Without including any pictures, copy each entry below exactly.
----------
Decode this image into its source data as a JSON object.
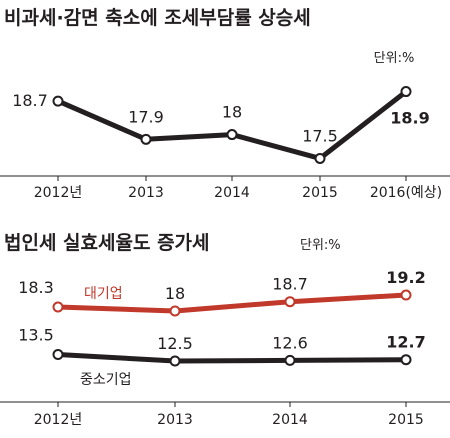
{
  "chart_data": [
    {
      "type": "line",
      "title": "비과세·감면 축소에 조세부담률 상승세",
      "unit": "단위:%",
      "categories": [
        "2012년",
        "2013",
        "2014",
        "2015",
        "2016(예상)"
      ],
      "series": [
        {
          "values": [
            18.7,
            17.9,
            18,
            17.5,
            18.9
          ],
          "labels": [
            "18.7",
            "17.9",
            "18",
            "17.5",
            "18.9"
          ],
          "color": "#231f20"
        }
      ],
      "ylim": [
        17.3,
        19.1
      ]
    },
    {
      "type": "line",
      "title": "법인세 실효세율도 증가세",
      "unit": "단위:%",
      "categories": [
        "2012년",
        "2013",
        "2014",
        "2015"
      ],
      "series": [
        {
          "name": "대기업",
          "values": [
            18.3,
            18,
            18.7,
            19.2
          ],
          "labels": [
            "18.3",
            "18",
            "18.7",
            "19.2"
          ],
          "color": "#c0392b"
        },
        {
          "name": "중소기업",
          "values": [
            13.5,
            12.5,
            12.6,
            12.7
          ],
          "labels": [
            "13.5",
            "12.5",
            "12.6",
            "12.7"
          ],
          "color": "#231f20"
        }
      ]
    }
  ]
}
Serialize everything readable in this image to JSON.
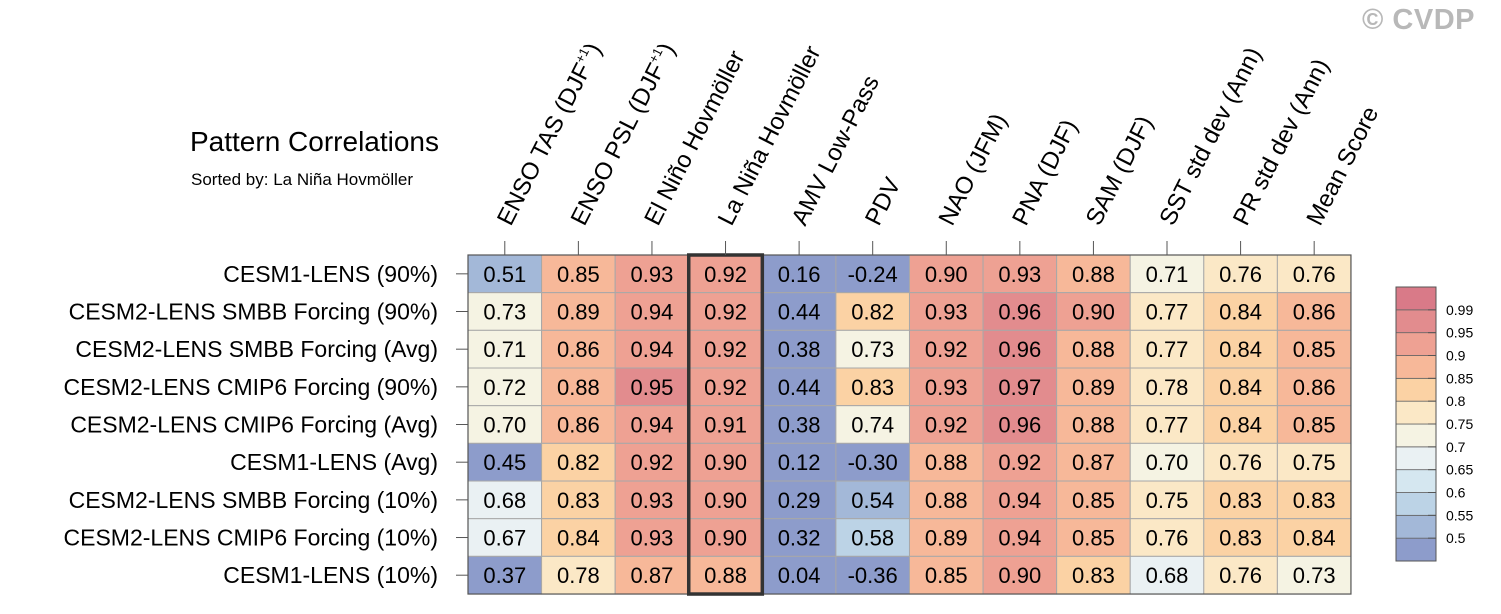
{
  "watermark": "© CVDP",
  "chart_data": {
    "type": "heatmap",
    "title": "Pattern Correlations",
    "subtitle": "Sorted by: La Niña Hovmöller",
    "highlighted_column": "La Niña Hovmöller",
    "columns": [
      {
        "main": "ENSO TAS (DJF",
        "sup": "+1",
        "close": ")"
      },
      {
        "main": "ENSO PSL (DJF",
        "sup": "+1",
        "close": ")"
      },
      {
        "main": "El Niño Hovmöller"
      },
      {
        "main": "La Niña Hovmöller"
      },
      {
        "main": "AMV Low-Pass"
      },
      {
        "main": "PDV"
      },
      {
        "main": "NAO (JFM)"
      },
      {
        "main": "PNA (DJF)"
      },
      {
        "main": "SAM (DJF)"
      },
      {
        "main": "SST std dev (Ann)"
      },
      {
        "main": "PR std dev (Ann)"
      },
      {
        "main": "Mean Score"
      }
    ],
    "rows": [
      {
        "label": "CESM1-LENS (90%)",
        "values": [
          "0.51",
          "0.85",
          "0.93",
          "0.92",
          "0.16",
          "-0.24",
          "0.90",
          "0.93",
          "0.88",
          "0.71",
          "0.76",
          "0.76"
        ]
      },
      {
        "label": "CESM2-LENS SMBB Forcing (90%)",
        "values": [
          "0.73",
          "0.89",
          "0.94",
          "0.92",
          "0.44",
          "0.82",
          "0.93",
          "0.96",
          "0.90",
          "0.77",
          "0.84",
          "0.86"
        ]
      },
      {
        "label": "CESM2-LENS SMBB Forcing (Avg)",
        "values": [
          "0.71",
          "0.86",
          "0.94",
          "0.92",
          "0.38",
          "0.73",
          "0.92",
          "0.96",
          "0.88",
          "0.77",
          "0.84",
          "0.85"
        ]
      },
      {
        "label": "CESM2-LENS CMIP6 Forcing (90%)",
        "values": [
          "0.72",
          "0.88",
          "0.95",
          "0.92",
          "0.44",
          "0.83",
          "0.93",
          "0.97",
          "0.89",
          "0.78",
          "0.84",
          "0.86"
        ]
      },
      {
        "label": "CESM2-LENS CMIP6 Forcing (Avg)",
        "values": [
          "0.70",
          "0.86",
          "0.94",
          "0.91",
          "0.38",
          "0.74",
          "0.92",
          "0.96",
          "0.88",
          "0.77",
          "0.84",
          "0.85"
        ]
      },
      {
        "label": "CESM1-LENS (Avg)",
        "values": [
          "0.45",
          "0.82",
          "0.92",
          "0.90",
          "0.12",
          "-0.30",
          "0.88",
          "0.92",
          "0.87",
          "0.70",
          "0.76",
          "0.75"
        ]
      },
      {
        "label": "CESM2-LENS SMBB Forcing (10%)",
        "values": [
          "0.68",
          "0.83",
          "0.93",
          "0.90",
          "0.29",
          "0.54",
          "0.88",
          "0.94",
          "0.85",
          "0.75",
          "0.83",
          "0.83"
        ]
      },
      {
        "label": "CESM2-LENS CMIP6 Forcing (10%)",
        "values": [
          "0.67",
          "0.84",
          "0.93",
          "0.90",
          "0.32",
          "0.58",
          "0.89",
          "0.94",
          "0.85",
          "0.76",
          "0.83",
          "0.84"
        ]
      },
      {
        "label": "CESM1-LENS (10%)",
        "values": [
          "0.37",
          "0.78",
          "0.87",
          "0.88",
          "0.04",
          "-0.36",
          "0.85",
          "0.90",
          "0.83",
          "0.68",
          "0.76",
          "0.73"
        ]
      }
    ],
    "colorbar": {
      "levels": [
        0.5,
        0.55,
        0.6,
        0.65,
        0.7,
        0.75,
        0.8,
        0.85,
        0.9,
        0.95,
        0.99
      ],
      "labels": [
        "0.5",
        "0.55",
        "0.6",
        "0.65",
        "0.7",
        "0.75",
        "0.8",
        "0.85",
        "0.9",
        "0.95",
        "0.99"
      ],
      "colors": [
        "#8d9ccb",
        "#a3b8d8",
        "#bcd3e6",
        "#d5e7f0",
        "#eaf1f3",
        "#f5f3e3",
        "#fbe8c6",
        "#fbd2a4",
        "#f7b899",
        "#eea193",
        "#e28c8e",
        "#d97a88"
      ]
    }
  }
}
----------
# RESPONSE TO THIS TASK
Decode this image into its source data as a JSON object.
{
  "chart_data": [
    {
      "type": "line",
      "title": "비과세·감면 축소에 조세부담률 상승세",
      "unit": "단위:%",
      "categories": [
        "2012년",
        "2013",
        "2014",
        "2015",
        "2016(예상)"
      ],
      "series": [
        {
          "values": [
            18.7,
            17.9,
            18,
            17.5,
            18.9
          ],
          "labels": [
            "18.7",
            "17.9",
            "18",
            "17.5",
            "18.9"
          ],
          "color": "#231f20"
        }
      ],
      "ylim": [
        17.3,
        19.1
      ]
    },
    {
      "type": "line",
      "title": "법인세 실효세율도 증가세",
      "unit": "단위:%",
      "categories": [
        "2012년",
        "2013",
        "2014",
        "2015"
      ],
      "series": [
        {
          "name": "대기업",
          "values": [
            18.3,
            18,
            18.7,
            19.2
          ],
          "labels": [
            "18.3",
            "18",
            "18.7",
            "19.2"
          ],
          "color": "#c0392b"
        },
        {
          "name": "중소기업",
          "values": [
            13.5,
            12.5,
            12.6,
            12.7
          ],
          "labels": [
            "13.5",
            "12.5",
            "12.6",
            "12.7"
          ],
          "color": "#231f20"
        }
      ]
    }
  ]
}
Serialize everything readable in this image to JSON.
{
  "watermark": "© CVDP",
  "chart_data": {
    "type": "heatmap",
    "title": "Pattern Correlations",
    "subtitle": "Sorted by: La Niña Hovmöller",
    "highlighted_column": "La Niña Hovmöller",
    "columns": [
      {
        "main": "ENSO TAS (DJF",
        "sup": "+1",
        "close": ")"
      },
      {
        "main": "ENSO PSL (DJF",
        "sup": "+1",
        "close": ")"
      },
      {
        "main": "El Niño Hovmöller"
      },
      {
        "main": "La Niña Hovmöller"
      },
      {
        "main": "AMV Low-Pass"
      },
      {
        "main": "PDV"
      },
      {
        "main": "NAO (JFM)"
      },
      {
        "main": "PNA (DJF)"
      },
      {
        "main": "SAM (DJF)"
      },
      {
        "main": "SST std dev (Ann)"
      },
      {
        "main": "PR std dev (Ann)"
      },
      {
        "main": "Mean Score"
      }
    ],
    "rows": [
      {
        "label": "CESM1-LENS (90%)",
        "values": [
          "0.51",
          "0.85",
          "0.93",
          "0.92",
          "0.16",
          "-0.24",
          "0.90",
          "0.93",
          "0.88",
          "0.71",
          "0.76",
          "0.76"
        ]
      },
      {
        "label": "CESM2-LENS SMBB Forcing (90%)",
        "values": [
          "0.73",
          "0.89",
          "0.94",
          "0.92",
          "0.44",
          "0.82",
          "0.93",
          "0.96",
          "0.90",
          "0.77",
          "0.84",
          "0.86"
        ]
      },
      {
        "label": "CESM2-LENS SMBB Forcing (Avg)",
        "values": [
          "0.71",
          "0.86",
          "0.94",
          "0.92",
          "0.38",
          "0.73",
          "0.92",
          "0.96",
          "0.88",
          "0.77",
          "0.84",
          "0.85"
        ]
      },
      {
        "label": "CESM2-LENS CMIP6 Forcing (90%)",
        "values": [
          "0.72",
          "0.88",
          "0.95",
          "0.92",
          "0.44",
          "0.83",
          "0.93",
          "0.97",
          "0.89",
          "0.78",
          "0.84",
          "0.86"
        ]
      },
      {
        "label": "CESM2-LENS CMIP6 Forcing (Avg)",
        "values": [
          "0.70",
          "0.86",
          "0.94",
          "0.91",
          "0.38",
          "0.74",
          "0.92",
          "0.96",
          "0.88",
          "0.77",
          "0.84",
          "0.85"
        ]
      },
      {
        "label": "CESM1-LENS (Avg)",
        "values": [
          "0.45",
          "0.82",
          "0.92",
          "0.90",
          "0.12",
          "-0.30",
          "0.88",
          "0.92",
          "0.87",
          "0.70",
          "0.76",
          "0.75"
        ]
      },
      {
        "label": "CESM2-LENS SMBB Forcing (10%)",
        "values": [
          "0.68",
          "0.83",
          "0.93",
          "0.90",
          "0.29",
          "0.54",
          "0.88",
          "0.94",
          "0.85",
          "0.75",
          "0.83",
          "0.83"
        ]
      },
      {
        "label": "CESM2-LENS CMIP6 Forcing (10%)",
        "values": [
          "0.67",
          "0.84",
          "0.93",
          "0.90",
          "0.32",
          "0.58",
          "0.89",
          "0.94",
          "0.85",
          "0.76",
          "0.83",
          "0.84"
        ]
      },
      {
        "label": "CESM1-LENS (10%)",
        "values": [
          "0.37",
          "0.78",
          "0.87",
          "0.88",
          "0.04",
          "-0.36",
          "0.85",
          "0.90",
          "0.83",
          "0.68",
          "0.76",
          "0.73"
        ]
      }
    ],
    "colorbar": {
      "levels": [
        0.5,
        0.55,
        0.6,
        0.65,
        0.7,
        0.75,
        0.8,
        0.85,
        0.9,
        0.95,
        0.99
      ],
      "labels": [
        "0.5",
        "0.55",
        "0.6",
        "0.65",
        "0.7",
        "0.75",
        "0.8",
        "0.85",
        "0.9",
        "0.95",
        "0.99"
      ],
      "colors": [
        "#8d9ccb",
        "#a3b8d8",
        "#bcd3e6",
        "#d5e7f0",
        "#eaf1f3",
        "#f5f3e3",
        "#fbe8c6",
        "#fbd2a4",
        "#f7b899",
        "#eea193",
        "#e28c8e",
        "#d97a88"
      ]
    }
  }
}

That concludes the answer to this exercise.